**Extracted records**.
----
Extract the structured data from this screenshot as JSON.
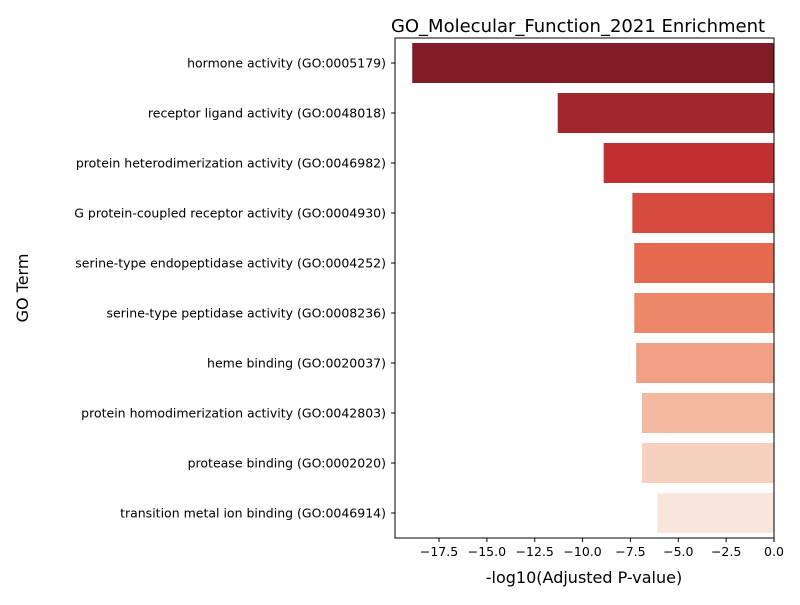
{
  "chart_data": {
    "type": "bar",
    "orientation": "horizontal",
    "title": "GO_Molecular_Function_2021 Enrichment",
    "xlabel": "-log10(Adjusted P-value)",
    "ylabel": "GO Term",
    "xlim": [
      -19.8,
      0
    ],
    "xticks": [
      -17.5,
      -15.0,
      -12.5,
      -10.0,
      -7.5,
      -5.0,
      -2.5,
      0.0
    ],
    "xtick_labels": [
      "−17.5",
      "−15.0",
      "−12.5",
      "−10.0",
      "−7.5",
      "−5.0",
      "−2.5",
      "0.0"
    ],
    "grid": false,
    "legend": "none",
    "categories": [
      "hormone activity (GO:0005179)",
      "receptor ligand activity (GO:0048018)",
      "protein heterodimerization activity (GO:0046982)",
      "G protein-coupled receptor activity (GO:0004930)",
      "serine-type endopeptidase activity (GO:0004252)",
      "serine-type peptidase activity (GO:0008236)",
      "heme binding (GO:0020037)",
      "protein homodimerization activity (GO:0042803)",
      "protease binding (GO:0002020)",
      "transition metal ion binding (GO:0046914)"
    ],
    "values": [
      -18.9,
      -11.3,
      -8.9,
      -7.4,
      -7.3,
      -7.3,
      -7.2,
      -6.9,
      -6.9,
      -6.1
    ],
    "colors": [
      "#7f1c25",
      "#a2272c",
      "#c22f30",
      "#d74b3e",
      "#e4694e",
      "#ec8769",
      "#f0a084",
      "#f3b8a0",
      "#f6d1c0",
      "#f8e5dc"
    ]
  }
}
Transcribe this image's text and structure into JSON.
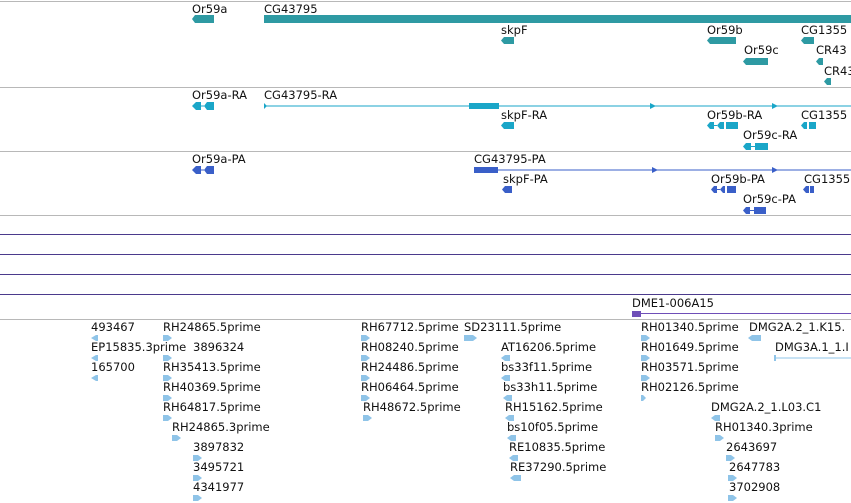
{
  "colors": {
    "gene": "#2e9aa3",
    "transcript": "#1aa6c8",
    "protein": "#3a5fc8",
    "est": "#8fc4e8",
    "misc": "#6f4fb8",
    "separator": "#b8b8b8"
  },
  "tracks": {
    "genes": {
      "labels": [
        "Or59a",
        "CG43795",
        "skpF",
        "Or59b",
        "Or59c",
        "CG1355",
        "CR43",
        "CR43"
      ]
    },
    "transcripts": {
      "labels": [
        "Or59a-RA",
        "CG43795-RA",
        "skpF-RA",
        "Or59b-RA",
        "Or59c-RA",
        "CG1355"
      ]
    },
    "proteins": {
      "labels": [
        "Or59a-PA",
        "CG43795-PA",
        "skpF-PA",
        "Or59b-PA",
        "Or59c-PA",
        "CG1355"
      ]
    },
    "misc": {
      "labels": [
        "DME1-006A15"
      ]
    },
    "ests": {
      "labels": [
        "493467",
        "EP15835.3prime",
        "165700",
        "RH24865.5prime",
        "3896324",
        "RH35413.5prime",
        "RH40369.5prime",
        "RH64817.5prime",
        "RH24865.3prime",
        "3897832",
        "3495721",
        "4341977",
        "RH67712.5prime",
        "SD23111.5prime",
        "RH08240.5prime",
        "RH24486.5prime",
        "RH06464.5prime",
        "RH48672.5prime",
        "AT16206.5prime",
        "bs33f11.5prime",
        "bs33h11.5prime",
        "RH15162.5prime",
        "bs10f05.5prime",
        "RE10835.5prime",
        "RE37290.5prime",
        "RH01340.5prime",
        "DMG2A.2_1.K15.",
        "RH01649.5prime",
        "DMG3A.1_1.I",
        "RH03571.5prime",
        "RH02126.5prime",
        "DMG2A.2_1.L03.C1",
        "RH01340.3prime",
        "2643697",
        "2647783",
        "3702908"
      ]
    }
  }
}
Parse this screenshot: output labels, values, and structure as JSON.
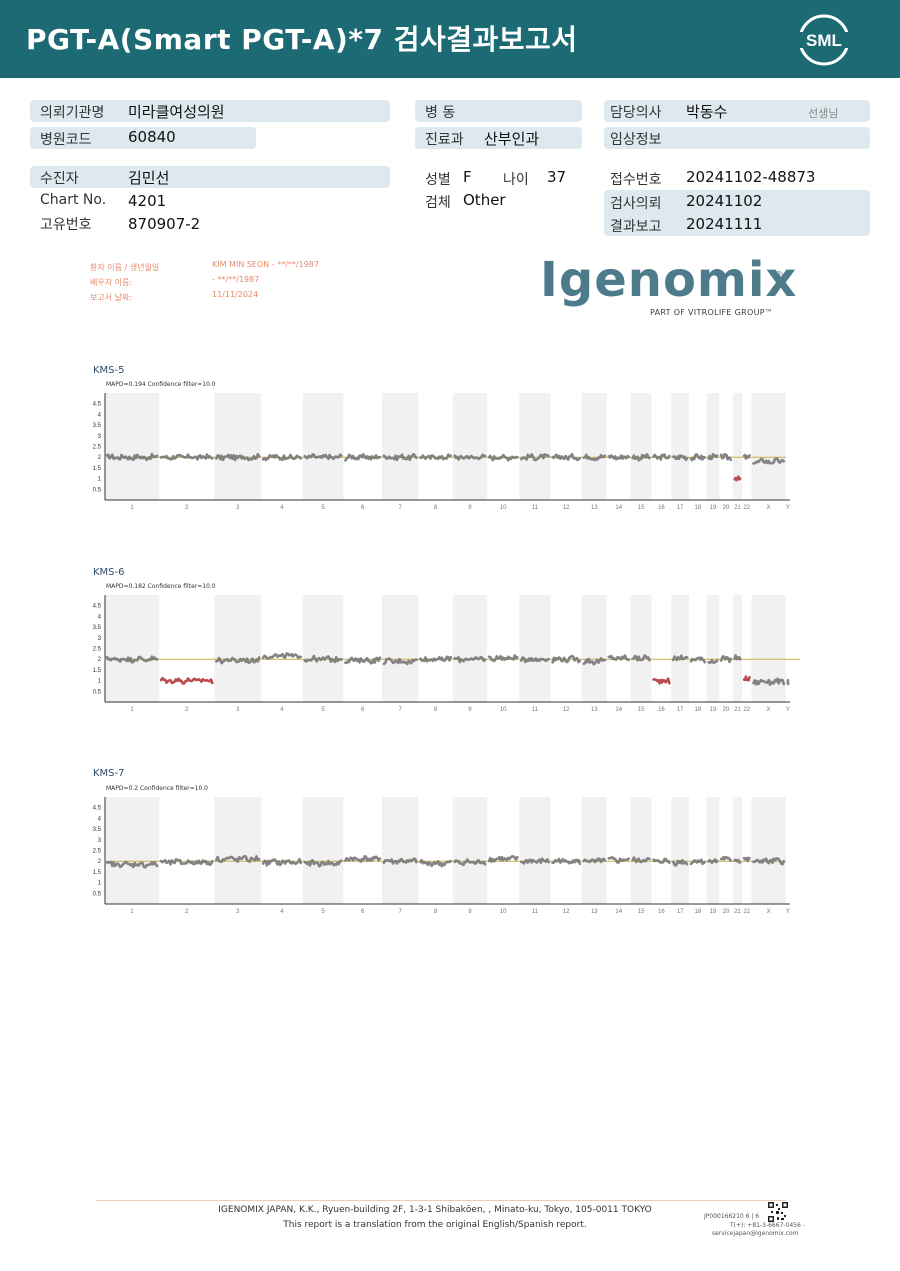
----
**What needs to be done**.
When the word "values" shows up in a line of the entries, pull that line out.

**Solution to this task**.
    "values": [
Parse this screenshot: output labels, values, and structure as JSON.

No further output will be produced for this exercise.